WORK TO BE COMPLETED: In how many lines does the string "企业名称" appear? Answer with the number only.

::::

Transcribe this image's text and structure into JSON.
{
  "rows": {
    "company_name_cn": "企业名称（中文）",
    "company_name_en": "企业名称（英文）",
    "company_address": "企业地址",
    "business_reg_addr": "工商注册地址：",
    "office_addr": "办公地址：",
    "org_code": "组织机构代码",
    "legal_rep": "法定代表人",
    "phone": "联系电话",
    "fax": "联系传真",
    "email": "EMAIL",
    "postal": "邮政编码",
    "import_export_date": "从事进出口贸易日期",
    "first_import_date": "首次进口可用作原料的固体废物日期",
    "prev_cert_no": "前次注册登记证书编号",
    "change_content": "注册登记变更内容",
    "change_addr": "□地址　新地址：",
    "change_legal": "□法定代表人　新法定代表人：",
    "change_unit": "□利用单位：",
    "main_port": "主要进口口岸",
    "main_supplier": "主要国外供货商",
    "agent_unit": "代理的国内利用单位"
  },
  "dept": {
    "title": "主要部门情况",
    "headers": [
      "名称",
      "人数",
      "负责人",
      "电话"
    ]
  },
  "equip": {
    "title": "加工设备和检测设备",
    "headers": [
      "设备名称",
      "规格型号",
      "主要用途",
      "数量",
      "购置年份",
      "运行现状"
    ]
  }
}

::::

WRITTEN REPLY: 2